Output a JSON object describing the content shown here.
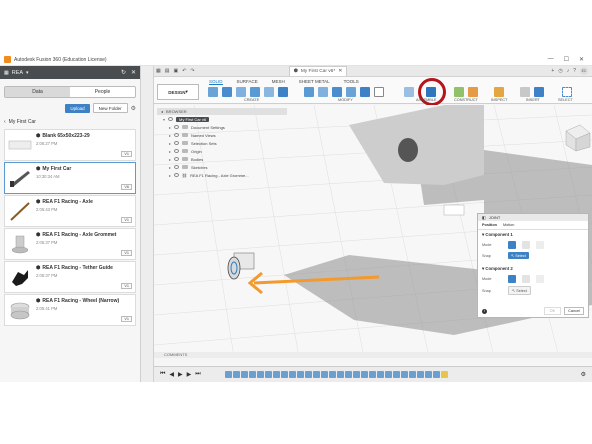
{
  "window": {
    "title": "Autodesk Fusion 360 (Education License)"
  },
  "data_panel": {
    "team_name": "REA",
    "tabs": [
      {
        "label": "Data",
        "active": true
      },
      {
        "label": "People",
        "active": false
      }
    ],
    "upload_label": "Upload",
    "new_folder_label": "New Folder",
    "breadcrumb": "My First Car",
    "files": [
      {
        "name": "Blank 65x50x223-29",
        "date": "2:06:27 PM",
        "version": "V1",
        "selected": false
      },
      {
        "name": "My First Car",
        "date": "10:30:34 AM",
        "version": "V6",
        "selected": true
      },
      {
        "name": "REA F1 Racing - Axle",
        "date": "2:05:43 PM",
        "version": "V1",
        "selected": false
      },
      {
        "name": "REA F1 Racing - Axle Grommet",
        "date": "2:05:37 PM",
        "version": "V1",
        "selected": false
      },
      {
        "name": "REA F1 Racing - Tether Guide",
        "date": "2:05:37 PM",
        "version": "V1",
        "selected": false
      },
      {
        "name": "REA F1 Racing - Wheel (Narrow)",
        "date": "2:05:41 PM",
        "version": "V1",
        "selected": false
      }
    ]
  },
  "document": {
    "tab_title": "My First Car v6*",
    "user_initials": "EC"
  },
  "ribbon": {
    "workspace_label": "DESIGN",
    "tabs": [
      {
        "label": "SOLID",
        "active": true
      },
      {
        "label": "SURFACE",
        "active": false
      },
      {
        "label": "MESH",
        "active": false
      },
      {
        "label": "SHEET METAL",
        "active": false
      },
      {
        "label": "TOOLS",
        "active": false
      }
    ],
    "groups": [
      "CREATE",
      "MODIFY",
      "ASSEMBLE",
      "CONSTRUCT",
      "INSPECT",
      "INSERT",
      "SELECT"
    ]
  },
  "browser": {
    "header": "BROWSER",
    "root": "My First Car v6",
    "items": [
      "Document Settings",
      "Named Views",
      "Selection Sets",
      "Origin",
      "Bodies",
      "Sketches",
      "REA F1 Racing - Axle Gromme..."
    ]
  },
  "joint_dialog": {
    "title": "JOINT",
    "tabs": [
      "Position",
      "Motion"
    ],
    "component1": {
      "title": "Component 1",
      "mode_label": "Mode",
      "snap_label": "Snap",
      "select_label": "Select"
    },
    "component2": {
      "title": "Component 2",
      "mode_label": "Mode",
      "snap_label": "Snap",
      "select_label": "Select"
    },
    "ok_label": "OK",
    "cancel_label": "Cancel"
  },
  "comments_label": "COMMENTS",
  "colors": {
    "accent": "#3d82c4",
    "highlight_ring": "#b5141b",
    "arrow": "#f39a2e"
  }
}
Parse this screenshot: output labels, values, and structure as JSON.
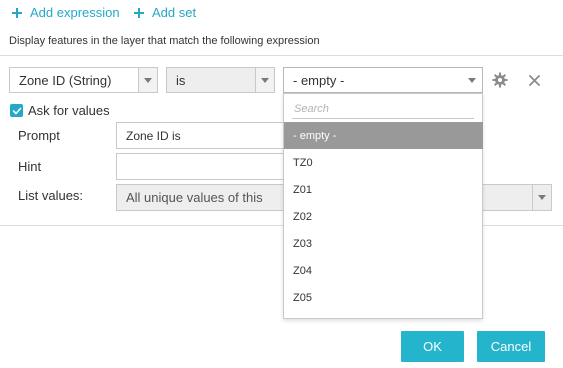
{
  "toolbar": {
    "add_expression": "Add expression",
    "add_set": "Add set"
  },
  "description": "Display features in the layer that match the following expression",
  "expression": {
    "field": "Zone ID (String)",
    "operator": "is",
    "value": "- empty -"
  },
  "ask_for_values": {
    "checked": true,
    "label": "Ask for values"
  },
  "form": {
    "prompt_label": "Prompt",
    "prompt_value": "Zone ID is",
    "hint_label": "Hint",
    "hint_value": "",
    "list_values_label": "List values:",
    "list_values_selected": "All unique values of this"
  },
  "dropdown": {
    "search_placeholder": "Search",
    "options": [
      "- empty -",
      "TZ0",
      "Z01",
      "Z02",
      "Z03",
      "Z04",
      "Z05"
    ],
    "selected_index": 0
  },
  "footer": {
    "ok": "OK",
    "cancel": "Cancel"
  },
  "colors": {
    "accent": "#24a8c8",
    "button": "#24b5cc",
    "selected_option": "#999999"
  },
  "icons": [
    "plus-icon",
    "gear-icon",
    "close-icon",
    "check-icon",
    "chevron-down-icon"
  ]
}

## PROBLEM STATEMENT
Quote the entries above word for word. Leave the images out.

## SOLUTION BELOW
Output a JSON object describing the content shown here.
{
  "window": {
    "title": "Autodesk Fusion 360 (Education License)"
  },
  "data_panel": {
    "team_name": "REA",
    "tabs": [
      {
        "label": "Data",
        "active": true
      },
      {
        "label": "People",
        "active": false
      }
    ],
    "upload_label": "Upload",
    "new_folder_label": "New Folder",
    "breadcrumb": "My First Car",
    "files": [
      {
        "name": "Blank 65x50x223-29",
        "date": "2:06:27 PM",
        "version": "V1",
        "selected": false
      },
      {
        "name": "My First Car",
        "date": "10:30:34 AM",
        "version": "V6",
        "selected": true
      },
      {
        "name": "REA F1 Racing - Axle",
        "date": "2:05:43 PM",
        "version": "V1",
        "selected": false
      },
      {
        "name": "REA F1 Racing - Axle Grommet",
        "date": "2:05:37 PM",
        "version": "V1",
        "selected": false
      },
      {
        "name": "REA F1 Racing - Tether Guide",
        "date": "2:05:37 PM",
        "version": "V1",
        "selected": false
      },
      {
        "name": "REA F1 Racing - Wheel (Narrow)",
        "date": "2:05:41 PM",
        "version": "V1",
        "selected": false
      }
    ]
  },
  "document": {
    "tab_title": "My First Car v6*",
    "user_initials": "EC"
  },
  "ribbon": {
    "workspace_label": "DESIGN",
    "tabs": [
      {
        "label": "SOLID",
        "active": true
      },
      {
        "label": "SURFACE",
        "active": false
      },
      {
        "label": "MESH",
        "active": false
      },
      {
        "label": "SHEET METAL",
        "active": false
      },
      {
        "label": "TOOLS",
        "active": false
      }
    ],
    "groups": [
      "CREATE",
      "MODIFY",
      "ASSEMBLE",
      "CONSTRUCT",
      "INSPECT",
      "INSERT",
      "SELECT"
    ]
  },
  "browser": {
    "header": "BROWSER",
    "root": "My First Car v6",
    "items": [
      "Document Settings",
      "Named Views",
      "Selection Sets",
      "Origin",
      "Bodies",
      "Sketches",
      "REA F1 Racing - Axle Gromme..."
    ]
  },
  "joint_dialog": {
    "title": "JOINT",
    "tabs": [
      "Position",
      "Motion"
    ],
    "component1": {
      "title": "Component 1",
      "mode_label": "Mode",
      "snap_label": "Snap",
      "select_label": "Select"
    },
    "component2": {
      "title": "Component 2",
      "mode_label": "Mode",
      "snap_label": "Snap",
      "select_label": "Select"
    },
    "ok_label": "OK",
    "cancel_label": "Cancel"
  },
  "comments_label": "COMMENTS",
  "colors": {
    "accent": "#3d82c4",
    "highlight_ring": "#b5141b",
    "arrow": "#f39a2e"
  }
}
Parse this screenshot: output labels, values, and structure as JSON.
{
  "toolbar": {
    "add_expression": "Add expression",
    "add_set": "Add set"
  },
  "description": "Display features in the layer that match the following expression",
  "expression": {
    "field": "Zone ID (String)",
    "operator": "is",
    "value": "- empty -"
  },
  "ask_for_values": {
    "checked": true,
    "label": "Ask for values"
  },
  "form": {
    "prompt_label": "Prompt",
    "prompt_value": "Zone ID is",
    "hint_label": "Hint",
    "hint_value": "",
    "list_values_label": "List values:",
    "list_values_selected": "All unique values of this"
  },
  "dropdown": {
    "search_placeholder": "Search",
    "options": [
      "- empty -",
      "TZ0",
      "Z01",
      "Z02",
      "Z03",
      "Z04",
      "Z05"
    ],
    "selected_index": 0
  },
  "footer": {
    "ok": "OK",
    "cancel": "Cancel"
  },
  "colors": {
    "accent": "#24a8c8",
    "button": "#24b5cc",
    "selected_option": "#999999"
  },
  "icons": [
    "plus-icon",
    "gear-icon",
    "close-icon",
    "check-icon",
    "chevron-down-icon"
  ]
}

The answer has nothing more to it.